What is needed
Search the records that follow and extract every line containing the string "JSON".

Exercise material
#####
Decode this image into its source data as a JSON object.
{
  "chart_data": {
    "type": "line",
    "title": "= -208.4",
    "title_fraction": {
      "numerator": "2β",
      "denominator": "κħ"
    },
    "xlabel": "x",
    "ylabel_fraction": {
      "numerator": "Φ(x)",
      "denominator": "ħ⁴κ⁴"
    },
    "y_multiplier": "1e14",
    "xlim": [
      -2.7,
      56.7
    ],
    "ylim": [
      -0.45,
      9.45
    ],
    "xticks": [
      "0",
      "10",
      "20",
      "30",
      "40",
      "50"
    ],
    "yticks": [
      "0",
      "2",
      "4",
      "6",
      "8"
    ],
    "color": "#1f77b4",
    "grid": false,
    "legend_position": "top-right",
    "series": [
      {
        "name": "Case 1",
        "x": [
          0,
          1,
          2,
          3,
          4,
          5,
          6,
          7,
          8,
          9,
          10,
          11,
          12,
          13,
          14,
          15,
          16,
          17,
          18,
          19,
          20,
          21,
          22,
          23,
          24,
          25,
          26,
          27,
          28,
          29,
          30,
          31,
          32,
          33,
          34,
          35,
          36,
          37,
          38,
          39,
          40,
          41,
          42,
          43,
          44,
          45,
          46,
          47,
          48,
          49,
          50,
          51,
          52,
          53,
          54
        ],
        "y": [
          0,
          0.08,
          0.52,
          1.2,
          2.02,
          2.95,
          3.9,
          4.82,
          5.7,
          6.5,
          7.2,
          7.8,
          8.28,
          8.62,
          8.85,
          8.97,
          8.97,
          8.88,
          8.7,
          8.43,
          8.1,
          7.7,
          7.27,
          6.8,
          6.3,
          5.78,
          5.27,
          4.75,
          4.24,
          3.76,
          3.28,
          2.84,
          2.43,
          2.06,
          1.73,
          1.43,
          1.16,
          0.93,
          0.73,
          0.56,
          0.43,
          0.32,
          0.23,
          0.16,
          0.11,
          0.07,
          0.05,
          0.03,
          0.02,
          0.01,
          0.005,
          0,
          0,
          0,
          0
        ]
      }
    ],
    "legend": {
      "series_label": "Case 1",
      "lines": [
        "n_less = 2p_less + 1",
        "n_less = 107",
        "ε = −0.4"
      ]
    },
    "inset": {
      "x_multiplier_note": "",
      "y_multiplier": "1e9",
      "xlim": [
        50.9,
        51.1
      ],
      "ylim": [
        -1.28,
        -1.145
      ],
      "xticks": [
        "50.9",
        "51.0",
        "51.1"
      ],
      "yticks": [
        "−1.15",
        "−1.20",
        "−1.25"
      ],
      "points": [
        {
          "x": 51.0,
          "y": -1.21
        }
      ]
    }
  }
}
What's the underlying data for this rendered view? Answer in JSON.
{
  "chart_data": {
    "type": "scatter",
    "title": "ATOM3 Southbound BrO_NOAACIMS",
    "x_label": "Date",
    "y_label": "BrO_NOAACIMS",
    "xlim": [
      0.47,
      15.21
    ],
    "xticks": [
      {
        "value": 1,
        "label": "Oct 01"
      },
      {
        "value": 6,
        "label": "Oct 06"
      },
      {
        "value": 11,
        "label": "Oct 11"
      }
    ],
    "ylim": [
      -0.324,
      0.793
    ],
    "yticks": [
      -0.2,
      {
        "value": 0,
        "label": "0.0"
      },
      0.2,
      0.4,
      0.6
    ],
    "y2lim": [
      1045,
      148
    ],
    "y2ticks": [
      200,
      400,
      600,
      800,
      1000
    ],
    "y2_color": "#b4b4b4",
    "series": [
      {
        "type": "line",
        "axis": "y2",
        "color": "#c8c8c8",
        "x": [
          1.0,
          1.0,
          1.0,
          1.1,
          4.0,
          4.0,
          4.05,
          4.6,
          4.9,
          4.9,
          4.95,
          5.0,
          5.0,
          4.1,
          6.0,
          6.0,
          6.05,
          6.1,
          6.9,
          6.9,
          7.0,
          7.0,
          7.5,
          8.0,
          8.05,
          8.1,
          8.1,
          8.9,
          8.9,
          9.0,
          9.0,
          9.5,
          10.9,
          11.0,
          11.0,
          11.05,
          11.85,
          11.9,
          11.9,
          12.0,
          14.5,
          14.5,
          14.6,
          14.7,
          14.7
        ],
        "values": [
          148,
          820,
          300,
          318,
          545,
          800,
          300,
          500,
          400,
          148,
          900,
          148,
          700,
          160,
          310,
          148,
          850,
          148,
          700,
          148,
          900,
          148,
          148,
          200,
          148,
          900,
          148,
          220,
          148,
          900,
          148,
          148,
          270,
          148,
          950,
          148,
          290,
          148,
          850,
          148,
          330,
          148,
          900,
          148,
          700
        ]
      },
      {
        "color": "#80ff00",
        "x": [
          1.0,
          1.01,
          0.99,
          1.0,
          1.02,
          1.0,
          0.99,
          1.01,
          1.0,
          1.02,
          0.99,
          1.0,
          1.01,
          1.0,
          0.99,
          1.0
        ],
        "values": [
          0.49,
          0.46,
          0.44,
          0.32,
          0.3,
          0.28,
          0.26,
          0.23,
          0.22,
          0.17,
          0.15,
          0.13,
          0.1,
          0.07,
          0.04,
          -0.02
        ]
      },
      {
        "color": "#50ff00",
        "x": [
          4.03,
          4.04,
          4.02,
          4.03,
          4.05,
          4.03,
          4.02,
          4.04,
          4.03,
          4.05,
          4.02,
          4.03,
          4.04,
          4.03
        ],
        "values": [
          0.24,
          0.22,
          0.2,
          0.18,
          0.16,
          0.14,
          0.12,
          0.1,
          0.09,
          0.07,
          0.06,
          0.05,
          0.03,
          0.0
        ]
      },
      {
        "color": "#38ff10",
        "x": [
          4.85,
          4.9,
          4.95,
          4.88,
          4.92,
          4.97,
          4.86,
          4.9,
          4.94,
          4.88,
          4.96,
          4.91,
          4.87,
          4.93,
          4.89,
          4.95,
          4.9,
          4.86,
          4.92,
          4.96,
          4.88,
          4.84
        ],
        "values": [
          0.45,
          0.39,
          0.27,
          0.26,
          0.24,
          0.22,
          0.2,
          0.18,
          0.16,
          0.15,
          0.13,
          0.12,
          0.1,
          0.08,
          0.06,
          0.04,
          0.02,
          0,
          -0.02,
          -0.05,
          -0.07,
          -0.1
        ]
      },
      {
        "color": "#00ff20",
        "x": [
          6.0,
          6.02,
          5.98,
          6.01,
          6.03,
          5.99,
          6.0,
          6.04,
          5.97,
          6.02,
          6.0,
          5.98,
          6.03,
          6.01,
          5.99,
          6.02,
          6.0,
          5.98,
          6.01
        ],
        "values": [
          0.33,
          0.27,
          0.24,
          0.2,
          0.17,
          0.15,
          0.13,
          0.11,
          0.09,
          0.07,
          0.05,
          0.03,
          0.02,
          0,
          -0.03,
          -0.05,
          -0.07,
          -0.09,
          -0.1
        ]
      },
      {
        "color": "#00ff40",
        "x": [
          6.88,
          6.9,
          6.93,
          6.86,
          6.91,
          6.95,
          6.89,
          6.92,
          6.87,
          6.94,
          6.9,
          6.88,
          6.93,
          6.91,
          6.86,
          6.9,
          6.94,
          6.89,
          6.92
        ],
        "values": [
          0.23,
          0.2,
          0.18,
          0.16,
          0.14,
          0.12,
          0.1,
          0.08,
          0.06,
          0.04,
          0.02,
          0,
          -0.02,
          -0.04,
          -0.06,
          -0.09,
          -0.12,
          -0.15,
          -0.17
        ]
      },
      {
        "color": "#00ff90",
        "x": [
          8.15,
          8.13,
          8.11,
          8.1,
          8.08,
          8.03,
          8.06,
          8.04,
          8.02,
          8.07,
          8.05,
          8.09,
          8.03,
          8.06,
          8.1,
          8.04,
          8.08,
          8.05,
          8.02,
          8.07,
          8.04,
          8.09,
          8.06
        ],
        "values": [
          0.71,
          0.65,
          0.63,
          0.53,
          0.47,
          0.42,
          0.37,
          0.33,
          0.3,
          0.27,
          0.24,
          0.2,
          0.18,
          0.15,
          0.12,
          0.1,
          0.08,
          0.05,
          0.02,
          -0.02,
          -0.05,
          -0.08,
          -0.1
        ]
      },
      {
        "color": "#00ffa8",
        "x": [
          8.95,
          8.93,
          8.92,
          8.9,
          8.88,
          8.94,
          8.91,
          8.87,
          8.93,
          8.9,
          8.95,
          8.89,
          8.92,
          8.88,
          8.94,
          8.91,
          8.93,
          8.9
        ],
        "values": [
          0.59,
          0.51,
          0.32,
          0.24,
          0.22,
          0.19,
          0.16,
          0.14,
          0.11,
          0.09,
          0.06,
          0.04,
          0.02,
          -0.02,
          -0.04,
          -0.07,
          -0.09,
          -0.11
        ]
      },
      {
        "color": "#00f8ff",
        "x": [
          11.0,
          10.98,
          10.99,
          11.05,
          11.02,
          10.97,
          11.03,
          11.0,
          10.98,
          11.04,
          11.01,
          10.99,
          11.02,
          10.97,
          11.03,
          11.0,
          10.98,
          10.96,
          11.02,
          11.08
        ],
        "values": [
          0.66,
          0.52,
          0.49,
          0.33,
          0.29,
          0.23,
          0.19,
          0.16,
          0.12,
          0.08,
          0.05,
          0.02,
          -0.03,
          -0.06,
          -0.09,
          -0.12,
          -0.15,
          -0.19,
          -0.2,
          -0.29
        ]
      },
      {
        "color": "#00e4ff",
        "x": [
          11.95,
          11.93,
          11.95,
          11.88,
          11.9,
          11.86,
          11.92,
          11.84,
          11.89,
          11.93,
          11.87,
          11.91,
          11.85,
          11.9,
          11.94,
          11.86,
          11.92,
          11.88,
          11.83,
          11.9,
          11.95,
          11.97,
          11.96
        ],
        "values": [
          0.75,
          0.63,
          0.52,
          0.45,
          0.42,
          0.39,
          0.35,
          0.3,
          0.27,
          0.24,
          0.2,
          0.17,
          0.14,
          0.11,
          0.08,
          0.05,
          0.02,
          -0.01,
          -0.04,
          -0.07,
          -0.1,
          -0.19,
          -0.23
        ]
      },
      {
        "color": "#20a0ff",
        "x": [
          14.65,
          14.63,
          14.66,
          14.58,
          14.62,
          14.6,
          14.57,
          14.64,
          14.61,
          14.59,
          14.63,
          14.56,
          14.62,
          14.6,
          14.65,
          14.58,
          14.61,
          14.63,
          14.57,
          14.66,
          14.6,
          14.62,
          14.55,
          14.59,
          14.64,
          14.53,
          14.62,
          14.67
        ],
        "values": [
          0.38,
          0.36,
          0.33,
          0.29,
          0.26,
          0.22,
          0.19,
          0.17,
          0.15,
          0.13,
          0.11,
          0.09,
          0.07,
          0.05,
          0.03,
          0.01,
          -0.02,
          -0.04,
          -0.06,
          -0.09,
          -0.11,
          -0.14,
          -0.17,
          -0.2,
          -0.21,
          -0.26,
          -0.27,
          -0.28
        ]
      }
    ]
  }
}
#####
The answer
Decode this image into its source data as a JSON object.
What's the underlying data for this rendered view? Answer in JSON.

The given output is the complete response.